Directive: State only how many lines contain the string "Click".

Rows:
>>>>>
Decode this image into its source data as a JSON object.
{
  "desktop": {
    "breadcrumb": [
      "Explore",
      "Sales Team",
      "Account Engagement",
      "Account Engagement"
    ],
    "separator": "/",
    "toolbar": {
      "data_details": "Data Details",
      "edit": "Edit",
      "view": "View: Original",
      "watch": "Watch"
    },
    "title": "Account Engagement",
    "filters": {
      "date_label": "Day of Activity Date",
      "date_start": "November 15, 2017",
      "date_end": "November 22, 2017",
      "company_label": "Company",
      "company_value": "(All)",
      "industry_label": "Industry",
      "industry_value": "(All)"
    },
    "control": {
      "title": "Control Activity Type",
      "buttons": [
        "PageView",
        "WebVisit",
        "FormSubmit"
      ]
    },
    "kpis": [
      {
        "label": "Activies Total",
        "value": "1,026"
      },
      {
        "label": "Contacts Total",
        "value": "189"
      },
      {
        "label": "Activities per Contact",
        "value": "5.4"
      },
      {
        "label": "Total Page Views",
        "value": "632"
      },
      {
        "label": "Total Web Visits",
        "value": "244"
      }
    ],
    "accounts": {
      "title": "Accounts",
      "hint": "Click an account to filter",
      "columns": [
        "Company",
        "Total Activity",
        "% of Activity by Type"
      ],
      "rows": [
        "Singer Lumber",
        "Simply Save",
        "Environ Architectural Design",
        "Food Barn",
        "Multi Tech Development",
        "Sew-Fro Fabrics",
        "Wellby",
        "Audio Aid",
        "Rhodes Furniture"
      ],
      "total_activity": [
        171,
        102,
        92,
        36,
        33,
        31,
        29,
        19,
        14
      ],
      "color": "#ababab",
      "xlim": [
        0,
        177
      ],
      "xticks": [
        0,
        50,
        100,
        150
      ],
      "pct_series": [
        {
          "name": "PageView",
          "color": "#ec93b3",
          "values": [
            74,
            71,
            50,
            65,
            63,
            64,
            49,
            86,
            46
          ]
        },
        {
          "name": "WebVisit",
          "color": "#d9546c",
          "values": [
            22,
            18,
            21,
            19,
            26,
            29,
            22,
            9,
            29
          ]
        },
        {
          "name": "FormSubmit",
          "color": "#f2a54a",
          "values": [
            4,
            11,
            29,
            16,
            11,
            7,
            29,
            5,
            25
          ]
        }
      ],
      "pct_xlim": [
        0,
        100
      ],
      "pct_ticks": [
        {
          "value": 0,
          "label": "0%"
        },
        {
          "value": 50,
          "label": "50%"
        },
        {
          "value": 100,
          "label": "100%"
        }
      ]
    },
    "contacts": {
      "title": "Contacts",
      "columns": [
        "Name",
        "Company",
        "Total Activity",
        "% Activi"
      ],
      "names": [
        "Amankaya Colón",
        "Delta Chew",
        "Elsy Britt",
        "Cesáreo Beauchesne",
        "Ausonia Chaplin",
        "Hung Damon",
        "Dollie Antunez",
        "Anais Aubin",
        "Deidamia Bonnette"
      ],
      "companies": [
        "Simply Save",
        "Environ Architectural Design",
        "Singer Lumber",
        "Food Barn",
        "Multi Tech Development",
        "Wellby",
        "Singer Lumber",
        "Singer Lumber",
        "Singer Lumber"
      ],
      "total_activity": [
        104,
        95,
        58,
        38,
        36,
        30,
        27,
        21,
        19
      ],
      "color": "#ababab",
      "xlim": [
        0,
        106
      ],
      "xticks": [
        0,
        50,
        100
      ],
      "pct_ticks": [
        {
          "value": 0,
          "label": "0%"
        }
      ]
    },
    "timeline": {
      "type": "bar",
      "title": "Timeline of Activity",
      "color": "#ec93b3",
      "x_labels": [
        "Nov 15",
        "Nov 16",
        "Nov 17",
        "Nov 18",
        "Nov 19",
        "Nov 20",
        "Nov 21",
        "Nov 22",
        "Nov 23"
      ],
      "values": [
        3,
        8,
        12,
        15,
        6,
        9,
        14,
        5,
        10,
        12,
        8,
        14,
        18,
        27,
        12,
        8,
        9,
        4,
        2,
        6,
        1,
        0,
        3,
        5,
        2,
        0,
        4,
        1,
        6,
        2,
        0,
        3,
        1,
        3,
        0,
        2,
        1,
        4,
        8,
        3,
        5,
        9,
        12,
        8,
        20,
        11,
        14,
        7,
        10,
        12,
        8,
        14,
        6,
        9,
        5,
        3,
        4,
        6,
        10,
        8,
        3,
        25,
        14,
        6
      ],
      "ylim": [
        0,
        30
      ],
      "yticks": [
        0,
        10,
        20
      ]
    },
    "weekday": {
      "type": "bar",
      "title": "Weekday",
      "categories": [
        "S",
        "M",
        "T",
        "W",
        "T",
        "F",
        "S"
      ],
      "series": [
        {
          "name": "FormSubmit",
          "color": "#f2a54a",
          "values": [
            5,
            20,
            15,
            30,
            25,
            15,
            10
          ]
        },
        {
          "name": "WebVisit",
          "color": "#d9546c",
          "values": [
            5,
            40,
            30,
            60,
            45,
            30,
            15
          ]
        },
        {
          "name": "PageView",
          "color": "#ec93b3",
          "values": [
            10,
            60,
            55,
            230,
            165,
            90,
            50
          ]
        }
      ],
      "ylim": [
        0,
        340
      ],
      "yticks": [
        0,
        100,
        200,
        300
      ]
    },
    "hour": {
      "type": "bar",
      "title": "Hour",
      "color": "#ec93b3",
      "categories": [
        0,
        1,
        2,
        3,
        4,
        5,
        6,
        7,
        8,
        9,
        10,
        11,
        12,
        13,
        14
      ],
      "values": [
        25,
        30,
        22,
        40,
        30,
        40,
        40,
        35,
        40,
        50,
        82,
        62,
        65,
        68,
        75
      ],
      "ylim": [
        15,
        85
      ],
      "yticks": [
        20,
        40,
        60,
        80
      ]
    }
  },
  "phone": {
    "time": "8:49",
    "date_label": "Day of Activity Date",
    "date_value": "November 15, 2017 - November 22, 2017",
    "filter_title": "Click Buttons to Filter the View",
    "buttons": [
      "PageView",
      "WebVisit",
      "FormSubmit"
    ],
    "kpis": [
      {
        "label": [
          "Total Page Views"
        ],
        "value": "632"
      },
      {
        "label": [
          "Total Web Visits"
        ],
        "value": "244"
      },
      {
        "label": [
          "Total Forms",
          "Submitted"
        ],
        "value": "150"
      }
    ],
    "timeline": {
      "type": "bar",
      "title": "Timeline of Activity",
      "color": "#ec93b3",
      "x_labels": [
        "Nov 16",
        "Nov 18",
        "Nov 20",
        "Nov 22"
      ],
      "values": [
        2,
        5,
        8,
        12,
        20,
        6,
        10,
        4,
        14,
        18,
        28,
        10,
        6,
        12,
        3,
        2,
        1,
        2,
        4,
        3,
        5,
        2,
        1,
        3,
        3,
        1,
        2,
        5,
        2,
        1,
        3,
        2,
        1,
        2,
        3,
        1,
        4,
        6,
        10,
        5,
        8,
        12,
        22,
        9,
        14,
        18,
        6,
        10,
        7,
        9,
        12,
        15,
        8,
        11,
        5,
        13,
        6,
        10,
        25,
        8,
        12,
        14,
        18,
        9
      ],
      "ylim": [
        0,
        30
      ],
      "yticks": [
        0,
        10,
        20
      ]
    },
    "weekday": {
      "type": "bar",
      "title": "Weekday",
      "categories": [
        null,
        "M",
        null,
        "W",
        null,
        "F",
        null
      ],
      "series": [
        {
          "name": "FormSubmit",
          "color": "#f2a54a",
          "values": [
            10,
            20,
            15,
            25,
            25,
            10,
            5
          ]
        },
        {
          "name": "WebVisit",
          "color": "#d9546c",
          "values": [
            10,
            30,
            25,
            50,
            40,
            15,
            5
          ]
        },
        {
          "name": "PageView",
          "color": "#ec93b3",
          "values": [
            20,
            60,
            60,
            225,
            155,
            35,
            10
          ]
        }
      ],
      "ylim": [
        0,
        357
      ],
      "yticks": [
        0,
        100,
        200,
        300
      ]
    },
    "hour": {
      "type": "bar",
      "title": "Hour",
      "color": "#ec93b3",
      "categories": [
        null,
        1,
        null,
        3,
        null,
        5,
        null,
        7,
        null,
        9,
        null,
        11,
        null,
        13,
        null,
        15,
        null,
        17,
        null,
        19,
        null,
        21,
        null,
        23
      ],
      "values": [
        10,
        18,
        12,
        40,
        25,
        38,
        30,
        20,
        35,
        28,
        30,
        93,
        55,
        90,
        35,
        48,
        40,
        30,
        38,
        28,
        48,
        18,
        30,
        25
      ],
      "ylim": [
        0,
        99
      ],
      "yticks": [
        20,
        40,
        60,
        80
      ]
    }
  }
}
<<<<<
The answer: 2